> **Problem details**
Check each line of the listing for the word "label" and report how many lines contain it, giving nothing but the number.

************

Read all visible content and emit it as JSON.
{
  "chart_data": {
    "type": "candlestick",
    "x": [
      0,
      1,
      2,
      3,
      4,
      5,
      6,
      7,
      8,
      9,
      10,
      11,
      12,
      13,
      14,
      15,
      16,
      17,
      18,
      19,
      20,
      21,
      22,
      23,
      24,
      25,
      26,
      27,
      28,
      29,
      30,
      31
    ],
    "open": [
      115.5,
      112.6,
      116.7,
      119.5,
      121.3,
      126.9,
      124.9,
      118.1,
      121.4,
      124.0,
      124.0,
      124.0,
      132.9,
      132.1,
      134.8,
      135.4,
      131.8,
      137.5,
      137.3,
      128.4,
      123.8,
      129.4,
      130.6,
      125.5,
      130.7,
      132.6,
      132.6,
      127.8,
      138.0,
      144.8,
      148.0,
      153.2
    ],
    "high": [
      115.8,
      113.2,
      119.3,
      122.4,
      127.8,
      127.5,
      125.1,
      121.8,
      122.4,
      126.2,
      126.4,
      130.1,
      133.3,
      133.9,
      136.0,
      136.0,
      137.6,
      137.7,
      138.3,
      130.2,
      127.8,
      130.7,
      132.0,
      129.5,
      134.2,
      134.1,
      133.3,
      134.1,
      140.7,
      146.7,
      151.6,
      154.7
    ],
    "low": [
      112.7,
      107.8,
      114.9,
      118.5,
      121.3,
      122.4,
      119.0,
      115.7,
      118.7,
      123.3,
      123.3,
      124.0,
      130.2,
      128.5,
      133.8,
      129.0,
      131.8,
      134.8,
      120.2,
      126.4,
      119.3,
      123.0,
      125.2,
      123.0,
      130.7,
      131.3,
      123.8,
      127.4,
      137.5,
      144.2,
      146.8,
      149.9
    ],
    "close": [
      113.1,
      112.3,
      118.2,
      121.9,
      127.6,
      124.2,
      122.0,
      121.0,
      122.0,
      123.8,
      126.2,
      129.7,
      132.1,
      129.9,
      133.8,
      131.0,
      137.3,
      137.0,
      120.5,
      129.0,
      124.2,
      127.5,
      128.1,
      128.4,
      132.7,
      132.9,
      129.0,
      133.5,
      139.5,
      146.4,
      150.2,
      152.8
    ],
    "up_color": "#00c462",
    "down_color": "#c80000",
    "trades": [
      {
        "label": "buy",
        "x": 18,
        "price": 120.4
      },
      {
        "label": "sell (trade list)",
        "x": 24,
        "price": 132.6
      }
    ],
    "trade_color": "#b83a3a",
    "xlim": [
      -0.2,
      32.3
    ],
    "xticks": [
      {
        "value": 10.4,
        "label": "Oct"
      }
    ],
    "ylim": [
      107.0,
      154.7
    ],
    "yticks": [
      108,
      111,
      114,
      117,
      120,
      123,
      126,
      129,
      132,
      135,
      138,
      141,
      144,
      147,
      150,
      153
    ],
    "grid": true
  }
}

************

> **The completed task**
3